#### Problem statement:
Check each line below for the word "Application", and copy those that have it.

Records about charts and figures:
>> BEGIN

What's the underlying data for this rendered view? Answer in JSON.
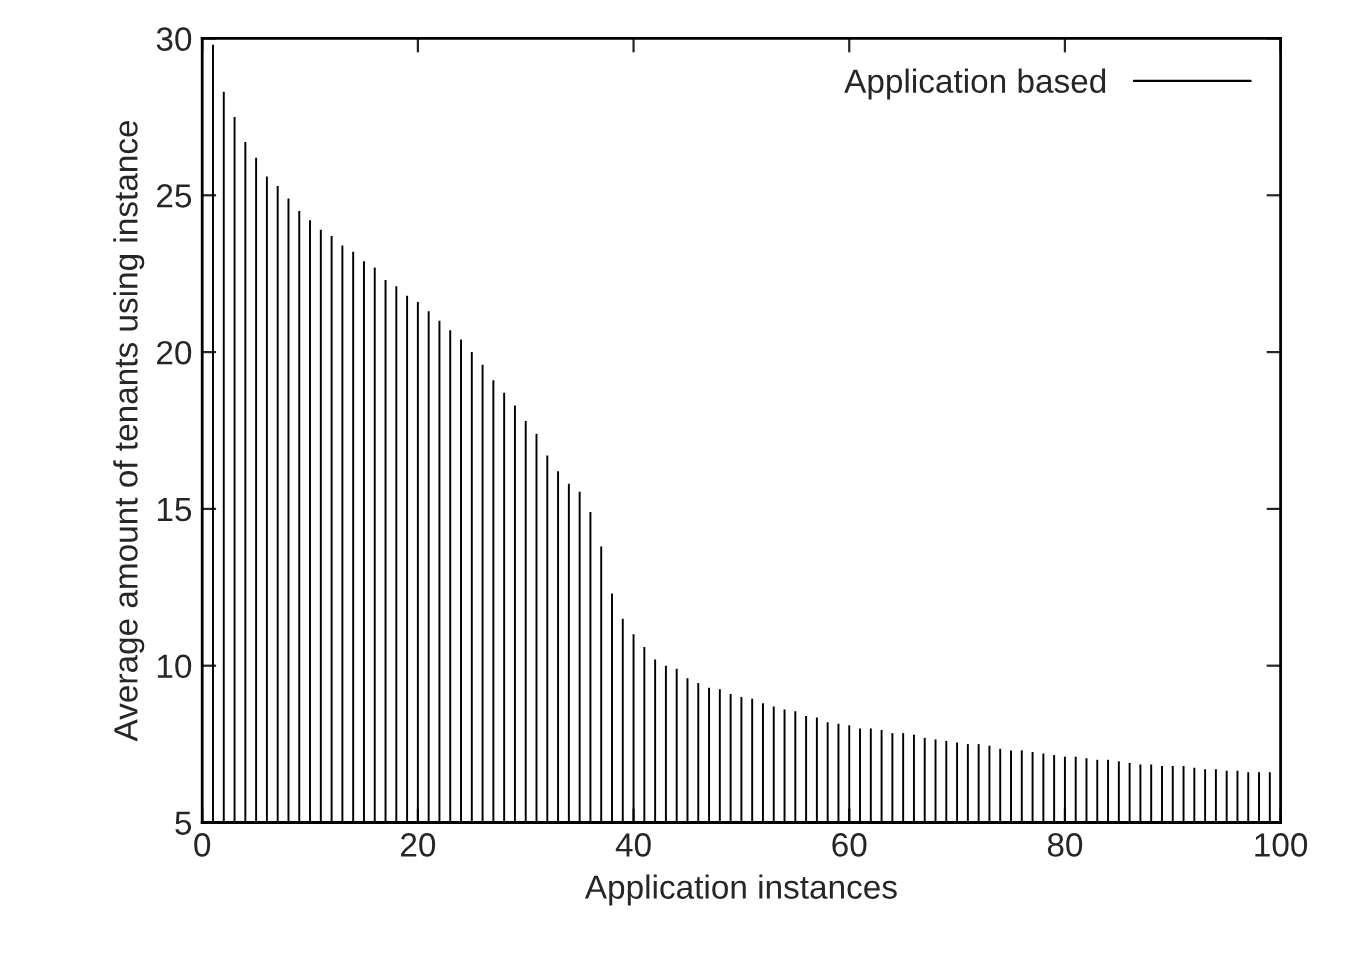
{
  "chart_data": {
    "type": "bar",
    "xlabel": "Application instances",
    "ylabel": "Average amount of tenants using instance",
    "x": [
      1,
      2,
      3,
      4,
      5,
      6,
      7,
      8,
      9,
      10,
      11,
      12,
      13,
      14,
      15,
      16,
      17,
      18,
      19,
      20,
      21,
      22,
      23,
      24,
      25,
      26,
      27,
      28,
      29,
      30,
      31,
      32,
      33,
      34,
      35,
      36,
      37,
      38,
      39,
      40,
      41,
      42,
      43,
      44,
      45,
      46,
      47,
      48,
      49,
      50,
      51,
      52,
      53,
      54,
      55,
      56,
      57,
      58,
      59,
      60,
      61,
      62,
      63,
      64,
      65,
      66,
      67,
      68,
      69,
      70,
      71,
      72,
      73,
      74,
      75,
      76,
      77,
      78,
      79,
      80,
      81,
      82,
      83,
      84,
      85,
      86,
      87,
      88,
      89,
      90,
      91,
      92,
      93,
      94,
      95,
      96,
      97,
      98,
      99
    ],
    "series": [
      {
        "name": "Application based",
        "color": "#000000",
        "values": [
          29.8,
          28.3,
          27.5,
          26.7,
          26.2,
          25.6,
          25.3,
          24.9,
          24.5,
          24.2,
          23.9,
          23.7,
          23.4,
          23.2,
          22.9,
          22.7,
          22.3,
          22.1,
          21.8,
          21.6,
          21.3,
          21.0,
          20.7,
          20.4,
          20.0,
          19.6,
          19.1,
          18.7,
          18.3,
          17.8,
          17.4,
          16.7,
          16.2,
          15.8,
          15.55,
          14.9,
          13.8,
          12.3,
          11.5,
          11.0,
          10.6,
          10.2,
          10.0,
          9.9,
          9.6,
          9.45,
          9.3,
          9.25,
          9.1,
          9.0,
          8.95,
          8.8,
          8.7,
          8.6,
          8.55,
          8.4,
          8.35,
          8.2,
          8.15,
          8.1,
          8.0,
          8.0,
          7.95,
          7.85,
          7.85,
          7.8,
          7.7,
          7.65,
          7.6,
          7.55,
          7.5,
          7.5,
          7.45,
          7.35,
          7.3,
          7.3,
          7.25,
          7.2,
          7.15,
          7.1,
          7.1,
          7.05,
          7.0,
          7.0,
          6.95,
          6.9,
          6.85,
          6.85,
          6.8,
          6.8,
          6.8,
          6.75,
          6.7,
          6.7,
          6.65,
          6.65,
          6.6,
          6.6,
          6.6
        ]
      }
    ],
    "xlim": [
      0,
      100
    ],
    "xticks": [
      0,
      20,
      40,
      60,
      80,
      100
    ],
    "ylim": [
      5,
      30
    ],
    "yticks": [
      5,
      10,
      15,
      20,
      25,
      30
    ],
    "legend": "top right"
  }
}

>> END

#### Result for this task:
    "xlabel": "Application instances",
        "name": "Application based",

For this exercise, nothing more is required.